>> begin DATA FOR PROCESSING
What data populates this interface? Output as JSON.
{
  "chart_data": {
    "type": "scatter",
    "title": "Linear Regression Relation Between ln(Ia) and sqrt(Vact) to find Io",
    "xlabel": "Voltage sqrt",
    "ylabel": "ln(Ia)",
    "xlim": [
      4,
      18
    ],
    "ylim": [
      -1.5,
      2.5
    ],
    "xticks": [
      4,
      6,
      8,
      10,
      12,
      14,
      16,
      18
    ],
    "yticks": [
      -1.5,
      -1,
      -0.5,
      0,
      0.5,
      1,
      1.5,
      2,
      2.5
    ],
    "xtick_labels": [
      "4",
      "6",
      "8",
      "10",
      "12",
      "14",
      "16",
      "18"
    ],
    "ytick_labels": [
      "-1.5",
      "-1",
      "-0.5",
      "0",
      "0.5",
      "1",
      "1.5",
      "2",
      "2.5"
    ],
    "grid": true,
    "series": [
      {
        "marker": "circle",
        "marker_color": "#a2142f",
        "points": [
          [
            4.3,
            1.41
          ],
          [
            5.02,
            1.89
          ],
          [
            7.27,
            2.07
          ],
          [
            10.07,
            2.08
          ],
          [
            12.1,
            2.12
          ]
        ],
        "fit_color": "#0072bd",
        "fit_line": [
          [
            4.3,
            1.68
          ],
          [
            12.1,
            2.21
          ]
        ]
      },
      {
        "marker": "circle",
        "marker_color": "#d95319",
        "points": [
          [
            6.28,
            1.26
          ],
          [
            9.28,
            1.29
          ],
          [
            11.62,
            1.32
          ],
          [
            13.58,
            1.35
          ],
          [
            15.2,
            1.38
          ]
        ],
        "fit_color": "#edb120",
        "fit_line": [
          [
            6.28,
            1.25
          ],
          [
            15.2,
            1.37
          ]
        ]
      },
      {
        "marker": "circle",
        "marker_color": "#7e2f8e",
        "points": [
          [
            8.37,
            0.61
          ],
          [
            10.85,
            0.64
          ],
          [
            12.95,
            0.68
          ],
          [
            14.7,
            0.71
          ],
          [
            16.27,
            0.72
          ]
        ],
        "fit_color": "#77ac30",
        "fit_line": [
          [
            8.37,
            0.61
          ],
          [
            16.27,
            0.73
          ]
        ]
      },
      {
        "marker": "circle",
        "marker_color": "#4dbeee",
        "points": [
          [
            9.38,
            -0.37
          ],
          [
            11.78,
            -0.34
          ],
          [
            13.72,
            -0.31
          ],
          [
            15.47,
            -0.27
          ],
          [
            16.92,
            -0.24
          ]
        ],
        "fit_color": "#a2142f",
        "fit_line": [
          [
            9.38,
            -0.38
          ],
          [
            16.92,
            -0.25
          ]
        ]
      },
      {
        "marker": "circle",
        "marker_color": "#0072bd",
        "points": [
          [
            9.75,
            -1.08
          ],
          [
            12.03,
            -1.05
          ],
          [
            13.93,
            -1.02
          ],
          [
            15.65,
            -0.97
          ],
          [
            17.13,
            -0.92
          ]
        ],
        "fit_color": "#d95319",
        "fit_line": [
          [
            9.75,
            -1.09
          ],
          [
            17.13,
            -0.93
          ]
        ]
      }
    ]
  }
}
>> end DATA FOR PROCESSING
[PROMPT]
Your task is to repeat each line of the material exactly.

[RESPONSE]
What data populates this interface? Output as JSON.
{
  "chart_data": {
    "type": "scatter",
    "title": "Linear Regression Relation Between ln(Ia) and sqrt(Vact) to find Io",
    "xlabel": "Voltage sqrt",
    "ylabel": "ln(Ia)",
    "xlim": [
      4,
      18
    ],
    "ylim": [
      -1.5,
      2.5
    ],
    "xticks": [
      4,
      6,
      8,
      10,
      12,
      14,
      16,
      18
    ],
    "yticks": [
      -1.5,
      -1,
      -0.5,
      0,
      0.5,
      1,
      1.5,
      2,
      2.5
    ],
    "xtick_labels": [
      "4",
      "6",
      "8",
      "10",
      "12",
      "14",
      "16",
      "18"
    ],
    "ytick_labels": [
      "-1.5",
      "-1",
      "-0.5",
      "0",
      "0.5",
      "1",
      "1.5",
      "2",
      "2.5"
    ],
    "grid": true,
    "series": [
      {
        "marker": "circle",
        "marker_color": "#a2142f",
        "points": [
          [
            4.3,
            1.41
          ],
          [
            5.02,
            1.89
          ],
          [
            7.27,
            2.07
          ],
          [
            10.07,
            2.08
          ],
          [
            12.1,
            2.12
          ]
        ],
        "fit_color": "#0072bd",
        "fit_line": [
          [
            4.3,
            1.68
          ],
          [
            12.1,
            2.21
          ]
        ]
      },
      {
        "marker": "circle",
        "marker_color": "#d95319",
        "points": [
          [
            6.28,
            1.26
          ],
          [
            9.28,
            1.29
          ],
          [
            11.62,
            1.32
          ],
          [
            13.58,
            1.35
          ],
          [
            15.2,
            1.38
          ]
        ],
        "fit_color": "#edb120",
        "fit_line": [
          [
            6.28,
            1.25
          ],
          [
            15.2,
            1.37
          ]
        ]
      },
      {
        "marker": "circle",
        "marker_color": "#7e2f8e",
        "points": [
          [
            8.37,
            0.61
          ],
          [
            10.85,
            0.64
          ],
          [
            12.95,
            0.68
          ],
          [
            14.7,
            0.71
          ],
          [
            16.27,
            0.72
          ]
        ],
        "fit_color": "#77ac30",
        "fit_line": [
          [
            8.37,
            0.61
          ],
          [
            16.27,
            0.73
          ]
        ]
      },
      {
        "marker": "circle",
        "marker_color": "#4dbeee",
        "points": [
          [
            9.38,
            -0.37
          ],
          [
            11.78,
            -0.34
          ],
          [
            13.72,
            -0.31
          ],
          [
            15.47,
            -0.27
          ],
          [
            16.92,
            -0.24
          ]
        ],
        "fit_color": "#a2142f",
        "fit_line": [
          [
            9.38,
            -0.38
          ],
          [
            16.92,
            -0.25
          ]
        ]
      },
      {
        "marker": "circle",
        "marker_color": "#0072bd",
        "points": [
          [
            9.75,
            -1.08
          ],
          [
            12.03,
            -1.05
          ],
          [
            13.93,
            -1.02
          ],
          [
            15.65,
            -0.97
          ],
          [
            17.13,
            -0.92
          ]
        ],
        "fit_color": "#d95319",
        "fit_line": [
          [
            9.75,
            -1.09
          ],
          [
            17.13,
            -0.93
          ]
        ]
      }
    ]
  }
}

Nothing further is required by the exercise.